» **Request**
Copy each line that has the string "image" somewhere in it.

» **Record list**
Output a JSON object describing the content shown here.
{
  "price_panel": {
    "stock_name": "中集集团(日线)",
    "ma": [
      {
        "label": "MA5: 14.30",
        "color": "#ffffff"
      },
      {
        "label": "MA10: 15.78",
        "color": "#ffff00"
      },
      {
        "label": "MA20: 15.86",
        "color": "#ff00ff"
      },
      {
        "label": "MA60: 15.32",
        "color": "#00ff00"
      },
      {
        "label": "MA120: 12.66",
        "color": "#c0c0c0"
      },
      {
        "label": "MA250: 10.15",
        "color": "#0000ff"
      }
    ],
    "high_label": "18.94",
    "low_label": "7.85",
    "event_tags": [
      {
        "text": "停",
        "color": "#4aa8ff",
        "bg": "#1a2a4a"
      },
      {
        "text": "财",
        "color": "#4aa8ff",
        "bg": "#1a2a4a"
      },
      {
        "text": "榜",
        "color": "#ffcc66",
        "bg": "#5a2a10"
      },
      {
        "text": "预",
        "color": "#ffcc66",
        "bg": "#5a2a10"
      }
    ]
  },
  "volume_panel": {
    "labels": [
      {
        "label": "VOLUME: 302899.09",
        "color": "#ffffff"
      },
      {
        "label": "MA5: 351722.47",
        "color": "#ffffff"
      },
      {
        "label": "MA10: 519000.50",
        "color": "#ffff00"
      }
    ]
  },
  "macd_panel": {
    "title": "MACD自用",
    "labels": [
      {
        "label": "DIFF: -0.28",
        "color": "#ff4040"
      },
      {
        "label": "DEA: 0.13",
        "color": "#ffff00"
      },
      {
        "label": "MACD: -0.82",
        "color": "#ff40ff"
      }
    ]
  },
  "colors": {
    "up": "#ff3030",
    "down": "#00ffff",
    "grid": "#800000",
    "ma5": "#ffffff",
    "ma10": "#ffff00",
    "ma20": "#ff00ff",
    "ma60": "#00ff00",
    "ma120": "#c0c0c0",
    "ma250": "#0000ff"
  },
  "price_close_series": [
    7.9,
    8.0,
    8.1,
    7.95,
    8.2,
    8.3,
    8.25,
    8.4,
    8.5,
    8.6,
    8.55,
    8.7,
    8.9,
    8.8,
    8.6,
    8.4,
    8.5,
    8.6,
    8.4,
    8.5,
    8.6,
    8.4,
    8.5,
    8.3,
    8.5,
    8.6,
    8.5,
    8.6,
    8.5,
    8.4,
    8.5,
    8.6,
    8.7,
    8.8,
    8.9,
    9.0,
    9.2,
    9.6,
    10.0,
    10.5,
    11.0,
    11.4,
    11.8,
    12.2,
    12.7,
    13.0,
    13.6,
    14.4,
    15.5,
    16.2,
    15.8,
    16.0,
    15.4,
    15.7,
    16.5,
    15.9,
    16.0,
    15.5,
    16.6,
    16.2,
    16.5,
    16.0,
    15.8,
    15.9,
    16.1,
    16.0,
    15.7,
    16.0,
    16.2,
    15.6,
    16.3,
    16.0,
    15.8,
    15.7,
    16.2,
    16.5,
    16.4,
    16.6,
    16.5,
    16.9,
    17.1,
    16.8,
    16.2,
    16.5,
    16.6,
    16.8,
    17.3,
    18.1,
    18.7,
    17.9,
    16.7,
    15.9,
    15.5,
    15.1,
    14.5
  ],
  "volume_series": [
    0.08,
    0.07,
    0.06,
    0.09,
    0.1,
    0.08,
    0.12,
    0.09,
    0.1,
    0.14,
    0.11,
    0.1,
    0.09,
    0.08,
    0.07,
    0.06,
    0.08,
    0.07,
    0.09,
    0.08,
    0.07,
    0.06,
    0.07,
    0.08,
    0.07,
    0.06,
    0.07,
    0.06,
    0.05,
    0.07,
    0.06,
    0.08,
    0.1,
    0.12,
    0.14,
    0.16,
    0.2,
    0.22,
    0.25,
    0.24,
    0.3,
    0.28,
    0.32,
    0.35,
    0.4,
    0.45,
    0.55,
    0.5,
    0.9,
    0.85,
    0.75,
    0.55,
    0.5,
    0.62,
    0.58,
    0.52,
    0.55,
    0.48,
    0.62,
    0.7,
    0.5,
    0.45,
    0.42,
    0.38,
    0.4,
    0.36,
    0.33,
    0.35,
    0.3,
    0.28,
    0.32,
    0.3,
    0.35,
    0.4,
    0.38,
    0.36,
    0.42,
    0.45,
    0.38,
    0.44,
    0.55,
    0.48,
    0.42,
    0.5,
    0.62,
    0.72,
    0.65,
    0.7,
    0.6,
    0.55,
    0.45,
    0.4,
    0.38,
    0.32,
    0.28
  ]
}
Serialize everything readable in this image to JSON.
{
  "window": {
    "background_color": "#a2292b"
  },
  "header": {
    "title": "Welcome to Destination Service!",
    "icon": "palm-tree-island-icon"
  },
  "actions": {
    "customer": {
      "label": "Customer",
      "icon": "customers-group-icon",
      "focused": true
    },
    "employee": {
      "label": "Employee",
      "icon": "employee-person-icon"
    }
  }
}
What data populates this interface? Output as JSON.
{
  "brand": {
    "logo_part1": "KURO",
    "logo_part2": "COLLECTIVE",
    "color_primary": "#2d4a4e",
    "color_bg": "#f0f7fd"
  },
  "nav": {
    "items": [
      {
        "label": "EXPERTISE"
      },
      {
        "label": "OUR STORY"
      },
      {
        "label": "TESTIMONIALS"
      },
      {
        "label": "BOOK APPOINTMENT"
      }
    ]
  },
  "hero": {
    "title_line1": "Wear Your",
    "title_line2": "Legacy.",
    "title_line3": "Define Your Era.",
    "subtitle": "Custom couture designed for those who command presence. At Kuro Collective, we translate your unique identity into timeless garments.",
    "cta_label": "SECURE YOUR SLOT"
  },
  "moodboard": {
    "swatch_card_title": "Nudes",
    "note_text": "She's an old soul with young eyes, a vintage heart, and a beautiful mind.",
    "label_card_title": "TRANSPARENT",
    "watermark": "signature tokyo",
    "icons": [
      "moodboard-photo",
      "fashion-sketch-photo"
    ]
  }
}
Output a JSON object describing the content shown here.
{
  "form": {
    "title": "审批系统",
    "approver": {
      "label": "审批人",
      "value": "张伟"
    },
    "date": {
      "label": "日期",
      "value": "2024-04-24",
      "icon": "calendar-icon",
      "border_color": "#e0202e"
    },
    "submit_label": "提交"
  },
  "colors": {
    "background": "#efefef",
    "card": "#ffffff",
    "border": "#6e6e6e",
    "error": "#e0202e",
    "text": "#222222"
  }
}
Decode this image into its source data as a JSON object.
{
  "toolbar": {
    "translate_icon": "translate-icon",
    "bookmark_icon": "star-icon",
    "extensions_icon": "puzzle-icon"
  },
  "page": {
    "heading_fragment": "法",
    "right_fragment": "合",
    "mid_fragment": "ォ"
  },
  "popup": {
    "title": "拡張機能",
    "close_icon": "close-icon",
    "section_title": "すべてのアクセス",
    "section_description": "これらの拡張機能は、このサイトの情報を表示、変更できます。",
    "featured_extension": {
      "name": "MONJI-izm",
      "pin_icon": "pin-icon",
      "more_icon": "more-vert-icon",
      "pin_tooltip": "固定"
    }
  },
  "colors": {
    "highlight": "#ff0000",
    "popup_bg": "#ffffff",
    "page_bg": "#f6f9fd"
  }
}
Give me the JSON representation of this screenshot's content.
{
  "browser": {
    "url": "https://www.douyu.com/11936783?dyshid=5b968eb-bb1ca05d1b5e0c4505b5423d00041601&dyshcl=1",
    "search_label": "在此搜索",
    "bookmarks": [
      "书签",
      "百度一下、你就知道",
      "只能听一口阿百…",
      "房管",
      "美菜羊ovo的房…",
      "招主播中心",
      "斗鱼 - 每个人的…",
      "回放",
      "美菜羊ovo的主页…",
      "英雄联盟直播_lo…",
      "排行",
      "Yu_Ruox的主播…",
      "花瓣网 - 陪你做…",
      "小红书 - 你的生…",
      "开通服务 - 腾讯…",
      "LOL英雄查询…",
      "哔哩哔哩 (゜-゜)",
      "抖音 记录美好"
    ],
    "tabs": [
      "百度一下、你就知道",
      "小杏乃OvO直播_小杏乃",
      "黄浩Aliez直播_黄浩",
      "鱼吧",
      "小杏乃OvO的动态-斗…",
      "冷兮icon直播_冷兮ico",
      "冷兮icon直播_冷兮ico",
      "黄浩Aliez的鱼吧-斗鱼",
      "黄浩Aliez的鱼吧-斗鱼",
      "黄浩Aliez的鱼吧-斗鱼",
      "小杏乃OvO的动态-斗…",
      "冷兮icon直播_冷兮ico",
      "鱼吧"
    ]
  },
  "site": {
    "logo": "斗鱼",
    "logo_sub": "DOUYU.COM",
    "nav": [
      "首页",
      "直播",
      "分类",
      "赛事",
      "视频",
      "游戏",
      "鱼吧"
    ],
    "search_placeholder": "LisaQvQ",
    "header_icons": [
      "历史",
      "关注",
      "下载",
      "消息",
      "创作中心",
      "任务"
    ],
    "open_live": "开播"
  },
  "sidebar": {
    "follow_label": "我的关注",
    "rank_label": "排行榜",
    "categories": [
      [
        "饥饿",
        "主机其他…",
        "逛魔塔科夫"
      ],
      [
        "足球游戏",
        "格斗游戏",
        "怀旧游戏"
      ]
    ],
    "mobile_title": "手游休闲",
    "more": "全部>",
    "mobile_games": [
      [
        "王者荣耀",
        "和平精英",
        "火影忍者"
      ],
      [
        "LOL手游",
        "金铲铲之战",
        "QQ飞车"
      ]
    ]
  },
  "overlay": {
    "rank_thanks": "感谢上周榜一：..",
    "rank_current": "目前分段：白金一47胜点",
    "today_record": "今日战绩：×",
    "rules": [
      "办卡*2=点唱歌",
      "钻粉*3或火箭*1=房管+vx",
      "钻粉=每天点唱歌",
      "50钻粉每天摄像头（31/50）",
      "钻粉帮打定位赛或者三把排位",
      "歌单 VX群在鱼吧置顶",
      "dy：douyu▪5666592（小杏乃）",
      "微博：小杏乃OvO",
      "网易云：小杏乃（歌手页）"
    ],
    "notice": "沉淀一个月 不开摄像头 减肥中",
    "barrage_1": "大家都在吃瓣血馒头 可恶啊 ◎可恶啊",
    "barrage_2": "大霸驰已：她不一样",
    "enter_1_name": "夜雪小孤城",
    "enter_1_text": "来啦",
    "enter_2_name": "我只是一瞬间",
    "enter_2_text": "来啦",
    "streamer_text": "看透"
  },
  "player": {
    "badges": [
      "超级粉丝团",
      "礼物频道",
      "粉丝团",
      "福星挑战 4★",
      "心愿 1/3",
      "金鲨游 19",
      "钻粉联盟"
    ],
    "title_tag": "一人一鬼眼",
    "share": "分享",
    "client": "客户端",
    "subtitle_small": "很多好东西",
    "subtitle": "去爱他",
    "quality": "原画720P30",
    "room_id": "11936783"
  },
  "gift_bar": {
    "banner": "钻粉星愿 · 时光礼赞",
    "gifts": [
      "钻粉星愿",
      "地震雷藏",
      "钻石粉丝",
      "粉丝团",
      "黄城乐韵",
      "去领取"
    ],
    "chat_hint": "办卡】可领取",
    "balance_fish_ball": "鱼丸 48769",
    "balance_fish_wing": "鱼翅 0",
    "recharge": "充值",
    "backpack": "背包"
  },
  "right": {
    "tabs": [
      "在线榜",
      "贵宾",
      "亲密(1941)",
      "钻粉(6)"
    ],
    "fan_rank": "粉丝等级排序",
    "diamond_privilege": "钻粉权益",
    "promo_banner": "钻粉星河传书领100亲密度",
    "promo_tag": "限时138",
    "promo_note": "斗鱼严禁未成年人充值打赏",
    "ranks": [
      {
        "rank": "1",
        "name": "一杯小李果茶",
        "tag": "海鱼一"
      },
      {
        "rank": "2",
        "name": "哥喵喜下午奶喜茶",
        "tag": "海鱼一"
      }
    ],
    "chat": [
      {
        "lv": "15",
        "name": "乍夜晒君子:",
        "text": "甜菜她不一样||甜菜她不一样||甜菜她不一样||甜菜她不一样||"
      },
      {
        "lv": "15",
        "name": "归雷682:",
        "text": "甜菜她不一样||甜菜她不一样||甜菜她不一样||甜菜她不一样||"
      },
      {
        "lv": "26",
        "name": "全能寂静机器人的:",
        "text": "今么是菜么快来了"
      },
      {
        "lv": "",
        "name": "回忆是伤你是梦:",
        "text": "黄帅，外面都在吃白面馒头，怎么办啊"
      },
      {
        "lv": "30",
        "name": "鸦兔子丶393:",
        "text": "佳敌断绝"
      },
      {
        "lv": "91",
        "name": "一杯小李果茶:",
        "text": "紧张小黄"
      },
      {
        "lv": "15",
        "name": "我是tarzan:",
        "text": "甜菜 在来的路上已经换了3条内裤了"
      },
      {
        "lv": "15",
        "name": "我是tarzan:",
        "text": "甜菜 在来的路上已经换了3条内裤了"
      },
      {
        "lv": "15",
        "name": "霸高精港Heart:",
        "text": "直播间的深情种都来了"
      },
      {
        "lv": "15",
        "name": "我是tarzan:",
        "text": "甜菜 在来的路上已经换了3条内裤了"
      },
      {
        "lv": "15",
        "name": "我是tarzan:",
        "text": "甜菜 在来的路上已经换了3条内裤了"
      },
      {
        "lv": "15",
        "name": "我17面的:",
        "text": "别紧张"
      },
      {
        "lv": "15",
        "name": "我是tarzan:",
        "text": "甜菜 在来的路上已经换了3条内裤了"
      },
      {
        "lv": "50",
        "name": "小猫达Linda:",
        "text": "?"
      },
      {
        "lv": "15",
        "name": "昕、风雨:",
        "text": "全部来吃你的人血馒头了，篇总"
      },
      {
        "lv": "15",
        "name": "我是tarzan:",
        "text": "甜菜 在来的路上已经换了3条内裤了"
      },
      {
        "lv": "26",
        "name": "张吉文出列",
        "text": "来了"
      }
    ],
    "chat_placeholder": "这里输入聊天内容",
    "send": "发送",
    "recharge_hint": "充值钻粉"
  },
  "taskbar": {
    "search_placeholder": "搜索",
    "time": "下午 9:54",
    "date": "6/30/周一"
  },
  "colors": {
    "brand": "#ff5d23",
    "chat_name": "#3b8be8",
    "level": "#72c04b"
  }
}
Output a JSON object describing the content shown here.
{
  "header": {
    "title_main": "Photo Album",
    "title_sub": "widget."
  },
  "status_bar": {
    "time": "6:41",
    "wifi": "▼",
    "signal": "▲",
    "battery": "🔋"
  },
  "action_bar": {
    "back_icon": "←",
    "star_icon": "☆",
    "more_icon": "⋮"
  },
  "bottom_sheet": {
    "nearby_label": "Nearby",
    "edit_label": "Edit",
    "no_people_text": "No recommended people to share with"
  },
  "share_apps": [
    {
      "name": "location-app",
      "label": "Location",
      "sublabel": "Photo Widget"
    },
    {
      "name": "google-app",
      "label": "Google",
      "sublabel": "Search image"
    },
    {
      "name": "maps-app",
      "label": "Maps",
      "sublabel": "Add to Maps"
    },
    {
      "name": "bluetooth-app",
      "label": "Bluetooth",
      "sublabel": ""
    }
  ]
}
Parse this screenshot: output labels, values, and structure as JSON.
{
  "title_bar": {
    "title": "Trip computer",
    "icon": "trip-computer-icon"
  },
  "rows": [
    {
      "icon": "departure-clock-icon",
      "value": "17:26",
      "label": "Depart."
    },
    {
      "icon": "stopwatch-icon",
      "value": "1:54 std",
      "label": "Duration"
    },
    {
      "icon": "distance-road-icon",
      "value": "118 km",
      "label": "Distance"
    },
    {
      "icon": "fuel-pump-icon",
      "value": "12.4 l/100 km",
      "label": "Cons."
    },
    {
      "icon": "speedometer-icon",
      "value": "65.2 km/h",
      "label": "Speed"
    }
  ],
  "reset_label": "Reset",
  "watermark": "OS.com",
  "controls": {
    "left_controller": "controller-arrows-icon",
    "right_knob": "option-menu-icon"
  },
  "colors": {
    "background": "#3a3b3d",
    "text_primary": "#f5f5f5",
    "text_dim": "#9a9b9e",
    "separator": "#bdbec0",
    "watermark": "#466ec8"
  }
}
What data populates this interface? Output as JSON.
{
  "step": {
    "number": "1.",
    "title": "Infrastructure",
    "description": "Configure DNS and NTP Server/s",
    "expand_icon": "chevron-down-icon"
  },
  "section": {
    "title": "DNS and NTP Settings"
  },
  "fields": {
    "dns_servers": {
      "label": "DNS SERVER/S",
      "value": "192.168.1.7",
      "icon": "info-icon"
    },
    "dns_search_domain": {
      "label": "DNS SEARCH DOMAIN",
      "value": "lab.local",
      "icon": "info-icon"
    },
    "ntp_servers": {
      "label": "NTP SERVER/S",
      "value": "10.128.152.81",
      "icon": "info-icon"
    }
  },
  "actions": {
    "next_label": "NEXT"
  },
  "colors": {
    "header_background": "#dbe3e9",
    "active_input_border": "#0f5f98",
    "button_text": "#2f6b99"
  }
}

» **Solution for this exercise**
Serialize everything readable in this image to JSON.
Decode this image into its source data as a JSON object.
      "sublabel": "Search image"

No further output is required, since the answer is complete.